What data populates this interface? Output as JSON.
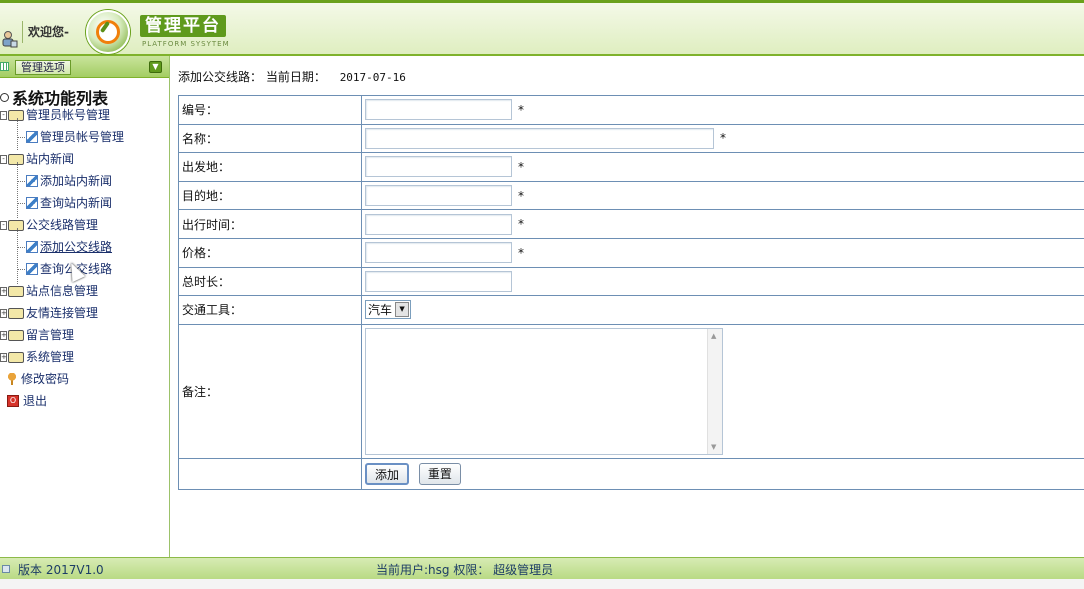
{
  "header": {
    "welcome": "欢迎您-",
    "logo_title": "管理平台",
    "logo_subtitle": "PLATFORM SYSYTEM"
  },
  "sidebar": {
    "options_button": "管理选项",
    "root_title": "系统功能列表",
    "groups": [
      {
        "label": "管理员帐号管理",
        "expander": "-",
        "children": [
          "管理员帐号管理"
        ]
      },
      {
        "label": "站内新闻",
        "expander": "-",
        "children": [
          "添加站内新闻",
          "查询站内新闻"
        ]
      },
      {
        "label": "公交线路管理",
        "expander": "-",
        "children": [
          "添加公交线路",
          "查询公交线路"
        ]
      },
      {
        "label": "站点信息管理",
        "expander": "+"
      },
      {
        "label": "友情连接管理",
        "expander": "+"
      },
      {
        "label": "留言管理",
        "expander": "+"
      },
      {
        "label": "系统管理",
        "expander": "+"
      }
    ],
    "items": [
      {
        "label": "修改密码",
        "icon": "key-icon"
      },
      {
        "label": "退出",
        "icon": "exit-icon"
      }
    ]
  },
  "main": {
    "breadcrumb": "添加公交线路：",
    "date_label": "当前日期：",
    "date_value": "2017-07-16",
    "required_mark": "*",
    "fields": {
      "code": "编号：",
      "name": "名称：",
      "origin": "出发地：",
      "destination": "目的地：",
      "depart_time": "出行时间：",
      "price": "价格：",
      "duration": "总时长：",
      "vehicle": "交通工具：",
      "remark": "备注："
    },
    "vehicle_selected": "汽车",
    "add_button": "添加",
    "reset_button": "重置"
  },
  "footer": {
    "version": "版本 2017V1.0",
    "current_user": "当前用户:hsg 权限： 超级管理员"
  }
}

Exercise prompt → Write out the listing above again, exactly, but with no pictures in the copy.

Exercise response →
What data populates this interface? Output as JSON.
{
  "header": {
    "welcome": "欢迎您-",
    "logo_title": "管理平台",
    "logo_subtitle": "PLATFORM SYSYTEM"
  },
  "sidebar": {
    "options_button": "管理选项",
    "root_title": "系统功能列表",
    "groups": [
      {
        "label": "管理员帐号管理",
        "expander": "-",
        "children": [
          "管理员帐号管理"
        ]
      },
      {
        "label": "站内新闻",
        "expander": "-",
        "children": [
          "添加站内新闻",
          "查询站内新闻"
        ]
      },
      {
        "label": "公交线路管理",
        "expander": "-",
        "children": [
          "添加公交线路",
          "查询公交线路"
        ]
      },
      {
        "label": "站点信息管理",
        "expander": "+"
      },
      {
        "label": "友情连接管理",
        "expander": "+"
      },
      {
        "label": "留言管理",
        "expander": "+"
      },
      {
        "label": "系统管理",
        "expander": "+"
      }
    ],
    "items": [
      {
        "label": "修改密码",
        "icon": "key-icon"
      },
      {
        "label": "退出",
        "icon": "exit-icon"
      }
    ]
  },
  "main": {
    "breadcrumb": "添加公交线路：",
    "date_label": "当前日期：",
    "date_value": "2017-07-16",
    "required_mark": "*",
    "fields": {
      "code": "编号：",
      "name": "名称：",
      "origin": "出发地：",
      "destination": "目的地：",
      "depart_time": "出行时间：",
      "price": "价格：",
      "duration": "总时长：",
      "vehicle": "交通工具：",
      "remark": "备注："
    },
    "vehicle_selected": "汽车",
    "add_button": "添加",
    "reset_button": "重置"
  },
  "footer": {
    "version": "版本 2017V1.0",
    "current_user": "当前用户:hsg 权限： 超级管理员"
  }
}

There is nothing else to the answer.